PROBLEM REQUIREMENTS
Read through the entries below and return each line with the word "δραστηριότητες".

STORED DATA
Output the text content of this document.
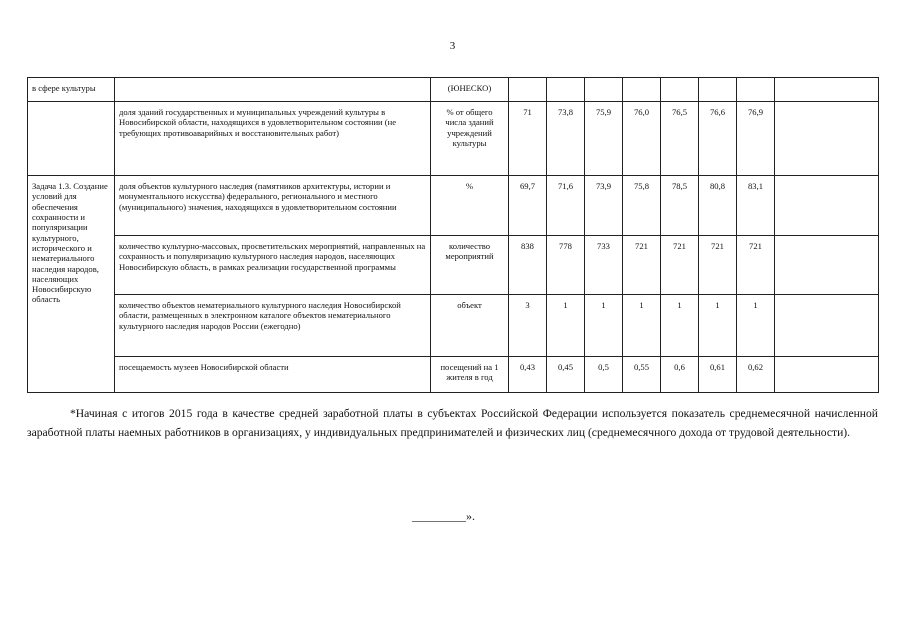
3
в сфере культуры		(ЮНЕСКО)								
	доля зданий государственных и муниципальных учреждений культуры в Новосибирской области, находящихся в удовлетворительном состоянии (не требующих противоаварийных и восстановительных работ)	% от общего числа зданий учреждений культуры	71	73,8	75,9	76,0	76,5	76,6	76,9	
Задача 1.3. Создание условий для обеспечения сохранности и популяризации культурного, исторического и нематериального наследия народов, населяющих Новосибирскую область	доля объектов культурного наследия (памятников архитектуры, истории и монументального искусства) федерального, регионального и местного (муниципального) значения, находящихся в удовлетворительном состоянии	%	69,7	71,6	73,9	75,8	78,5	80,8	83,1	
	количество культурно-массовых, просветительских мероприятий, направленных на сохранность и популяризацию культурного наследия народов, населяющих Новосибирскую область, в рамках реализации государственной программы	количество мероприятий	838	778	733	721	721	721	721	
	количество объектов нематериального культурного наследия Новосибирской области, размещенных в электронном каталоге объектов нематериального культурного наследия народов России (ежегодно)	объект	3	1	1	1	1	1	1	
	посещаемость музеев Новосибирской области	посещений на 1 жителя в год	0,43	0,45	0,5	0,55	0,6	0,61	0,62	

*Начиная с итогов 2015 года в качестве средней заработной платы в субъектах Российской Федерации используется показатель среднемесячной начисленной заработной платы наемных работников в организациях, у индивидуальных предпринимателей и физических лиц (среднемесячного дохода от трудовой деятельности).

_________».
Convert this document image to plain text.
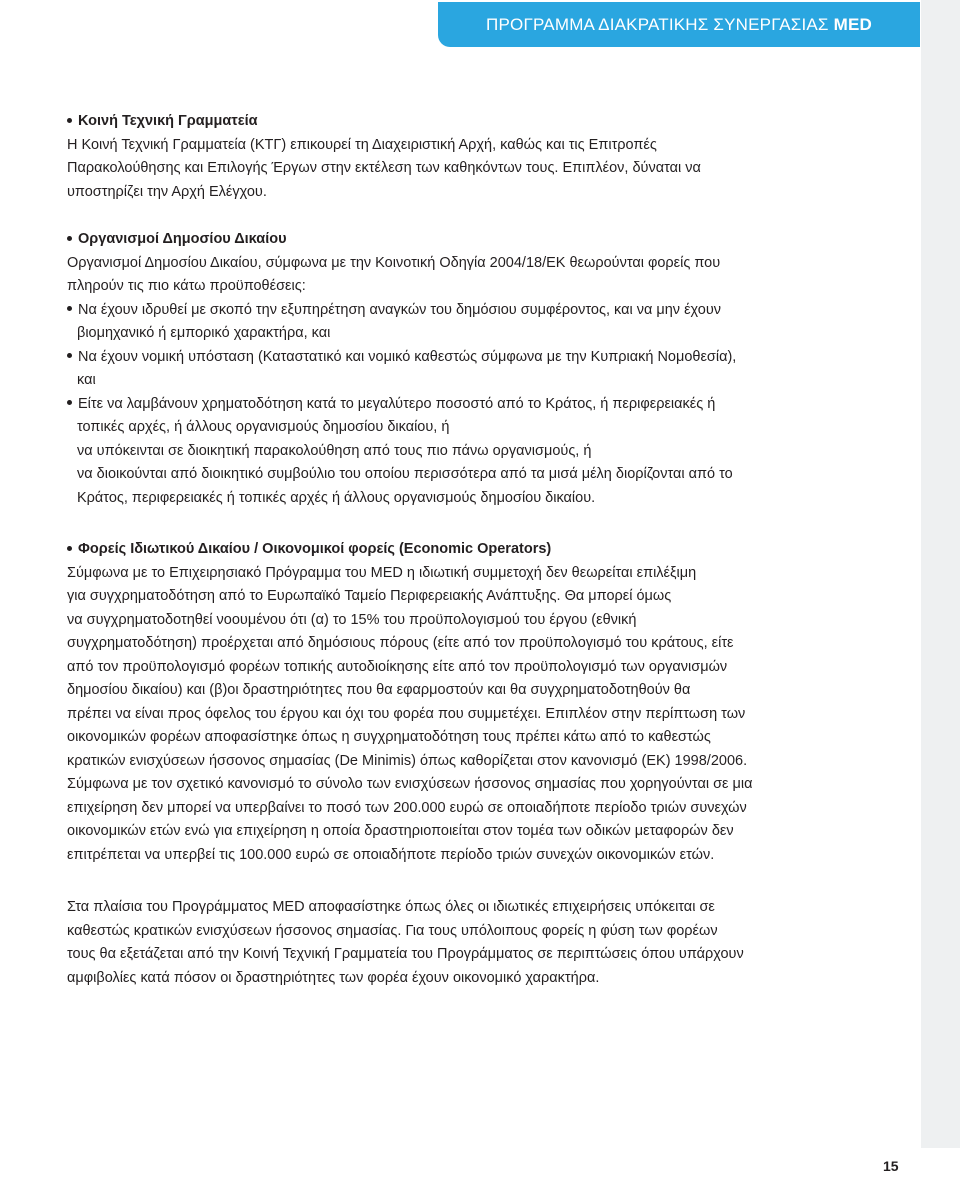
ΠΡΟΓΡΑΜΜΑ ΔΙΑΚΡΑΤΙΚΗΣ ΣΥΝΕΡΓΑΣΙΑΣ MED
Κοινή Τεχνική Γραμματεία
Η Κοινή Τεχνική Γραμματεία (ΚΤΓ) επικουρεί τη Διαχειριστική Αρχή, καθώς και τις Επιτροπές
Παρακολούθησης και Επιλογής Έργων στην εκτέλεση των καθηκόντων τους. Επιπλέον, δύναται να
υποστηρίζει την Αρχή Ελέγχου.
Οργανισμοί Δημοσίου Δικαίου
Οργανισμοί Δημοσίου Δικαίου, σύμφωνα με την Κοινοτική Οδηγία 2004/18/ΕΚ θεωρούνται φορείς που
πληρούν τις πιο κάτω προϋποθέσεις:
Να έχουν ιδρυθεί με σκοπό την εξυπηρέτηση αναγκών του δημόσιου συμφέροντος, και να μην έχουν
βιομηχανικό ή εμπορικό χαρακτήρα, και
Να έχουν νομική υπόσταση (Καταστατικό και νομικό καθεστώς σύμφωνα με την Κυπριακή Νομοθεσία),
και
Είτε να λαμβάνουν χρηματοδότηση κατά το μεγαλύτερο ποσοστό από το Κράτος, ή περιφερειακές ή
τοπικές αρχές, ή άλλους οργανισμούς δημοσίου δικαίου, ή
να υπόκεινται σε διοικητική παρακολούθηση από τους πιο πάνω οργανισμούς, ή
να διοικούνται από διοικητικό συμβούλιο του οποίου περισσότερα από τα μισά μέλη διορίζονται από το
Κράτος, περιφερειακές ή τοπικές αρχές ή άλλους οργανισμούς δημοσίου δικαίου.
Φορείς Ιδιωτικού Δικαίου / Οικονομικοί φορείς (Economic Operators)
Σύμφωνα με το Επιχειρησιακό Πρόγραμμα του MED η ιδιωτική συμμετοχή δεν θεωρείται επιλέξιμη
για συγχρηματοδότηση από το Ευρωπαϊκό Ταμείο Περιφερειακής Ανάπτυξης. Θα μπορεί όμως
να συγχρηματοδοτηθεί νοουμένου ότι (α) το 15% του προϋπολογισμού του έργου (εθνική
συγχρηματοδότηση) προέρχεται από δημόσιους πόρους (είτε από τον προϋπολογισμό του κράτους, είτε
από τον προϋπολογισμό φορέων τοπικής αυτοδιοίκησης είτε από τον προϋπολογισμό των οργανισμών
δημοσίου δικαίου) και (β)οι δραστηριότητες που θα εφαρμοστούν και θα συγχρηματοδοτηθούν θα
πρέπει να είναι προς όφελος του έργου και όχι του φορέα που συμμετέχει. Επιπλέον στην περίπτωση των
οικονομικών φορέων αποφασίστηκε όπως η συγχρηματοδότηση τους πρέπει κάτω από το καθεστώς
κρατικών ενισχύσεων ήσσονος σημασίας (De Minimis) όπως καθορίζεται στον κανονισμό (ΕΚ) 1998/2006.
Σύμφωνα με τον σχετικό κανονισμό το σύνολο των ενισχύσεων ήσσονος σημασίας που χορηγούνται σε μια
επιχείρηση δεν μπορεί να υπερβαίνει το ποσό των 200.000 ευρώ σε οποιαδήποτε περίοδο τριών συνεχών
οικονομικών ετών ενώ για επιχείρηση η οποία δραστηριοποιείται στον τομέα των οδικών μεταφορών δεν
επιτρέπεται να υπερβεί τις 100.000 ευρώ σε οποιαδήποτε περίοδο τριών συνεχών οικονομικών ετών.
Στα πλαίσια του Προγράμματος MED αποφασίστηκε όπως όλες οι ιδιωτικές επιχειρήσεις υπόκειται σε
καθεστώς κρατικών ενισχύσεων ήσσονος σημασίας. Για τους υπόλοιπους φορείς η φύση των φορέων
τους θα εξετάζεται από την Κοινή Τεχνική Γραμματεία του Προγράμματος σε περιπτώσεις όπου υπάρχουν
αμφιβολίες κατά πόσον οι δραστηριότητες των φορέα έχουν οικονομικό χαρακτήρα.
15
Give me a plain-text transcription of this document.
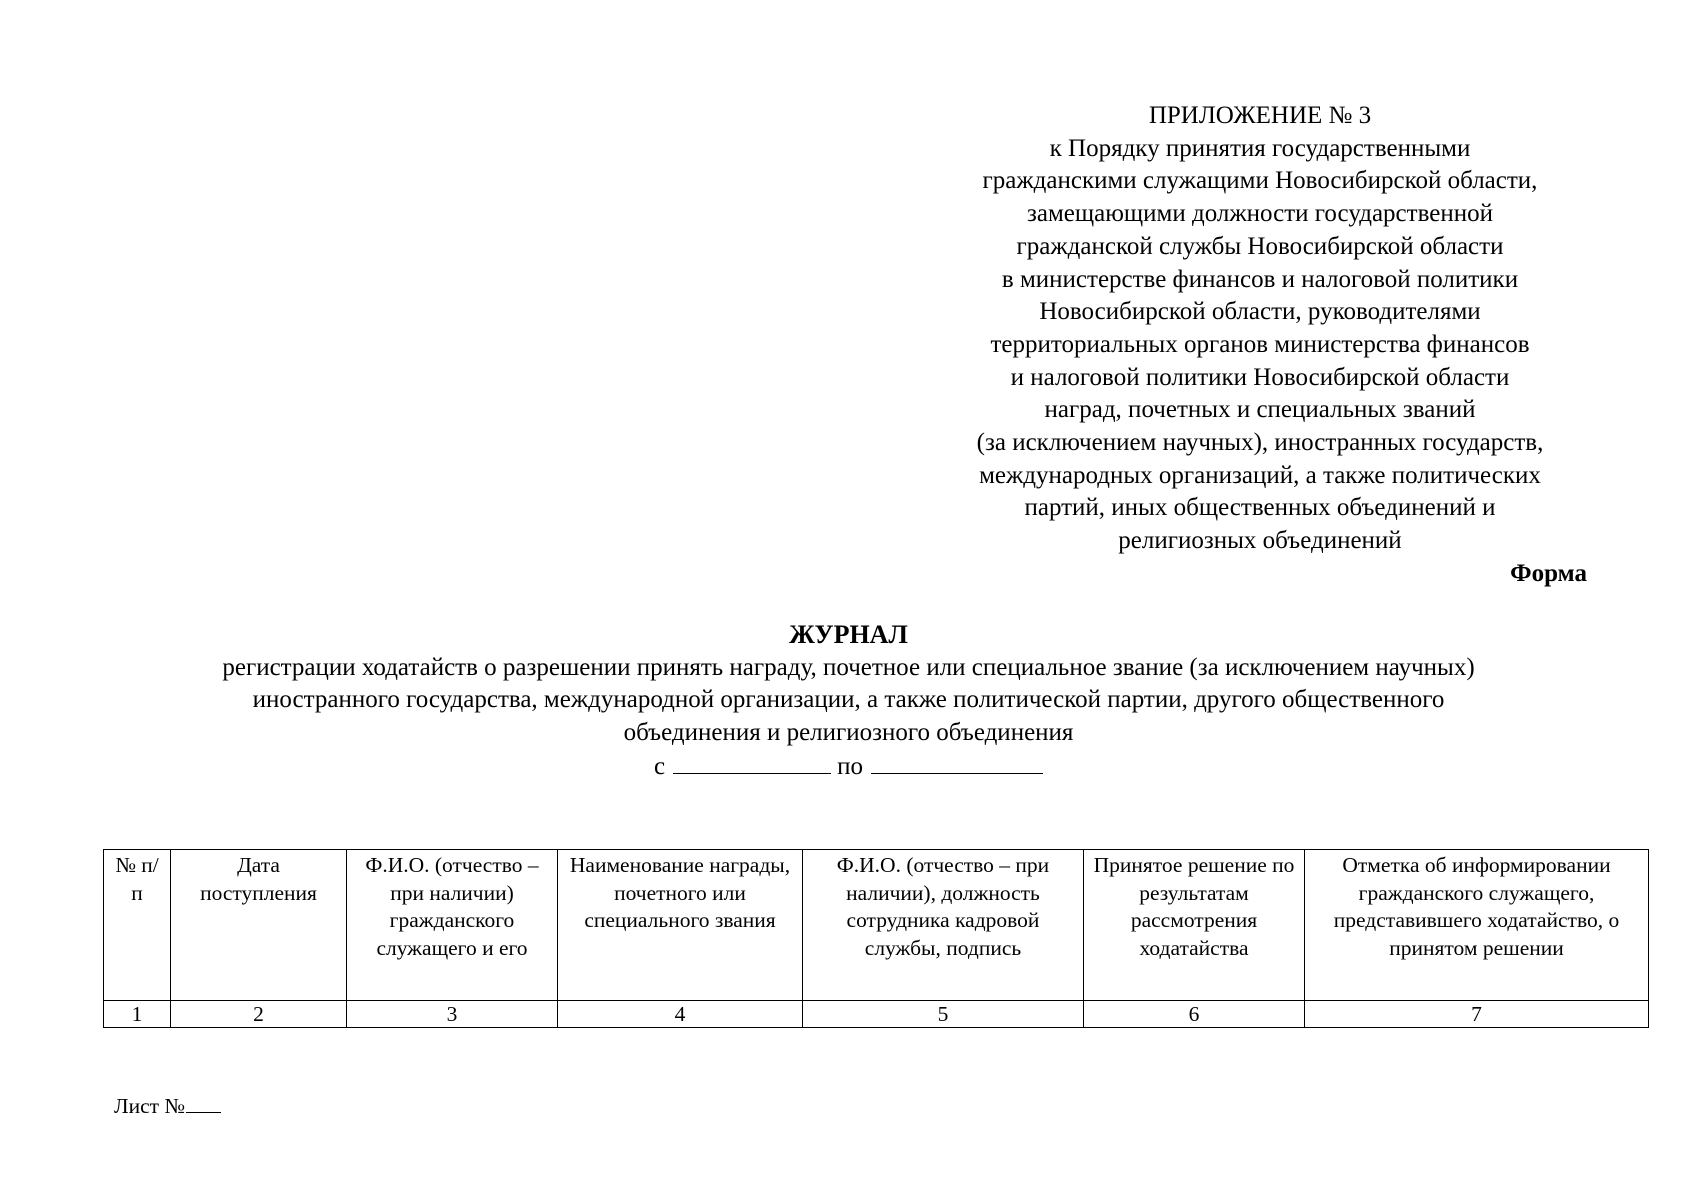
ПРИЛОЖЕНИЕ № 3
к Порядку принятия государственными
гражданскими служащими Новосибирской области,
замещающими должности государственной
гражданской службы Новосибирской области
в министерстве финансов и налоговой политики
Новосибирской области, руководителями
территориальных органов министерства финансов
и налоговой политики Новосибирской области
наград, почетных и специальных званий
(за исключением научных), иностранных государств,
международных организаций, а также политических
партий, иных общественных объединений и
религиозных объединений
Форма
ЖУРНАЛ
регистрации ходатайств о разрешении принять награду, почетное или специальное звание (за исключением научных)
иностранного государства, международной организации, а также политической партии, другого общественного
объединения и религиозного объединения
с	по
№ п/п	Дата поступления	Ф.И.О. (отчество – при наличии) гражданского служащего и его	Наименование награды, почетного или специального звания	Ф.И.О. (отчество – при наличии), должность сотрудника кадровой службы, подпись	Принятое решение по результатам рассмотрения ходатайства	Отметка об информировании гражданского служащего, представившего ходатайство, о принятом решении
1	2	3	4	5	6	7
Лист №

SOLUTION FOR THIS TASK
δημοσίου δικαίου) και (β)οι δραστηριότητες που θα εφαρμοστούν και θα συγχρηματοδοτηθούν θα
αμφιβολίες κατά πόσον οι δραστηριότητες των φορέα έχουν οικονομικό χαρακτήρα.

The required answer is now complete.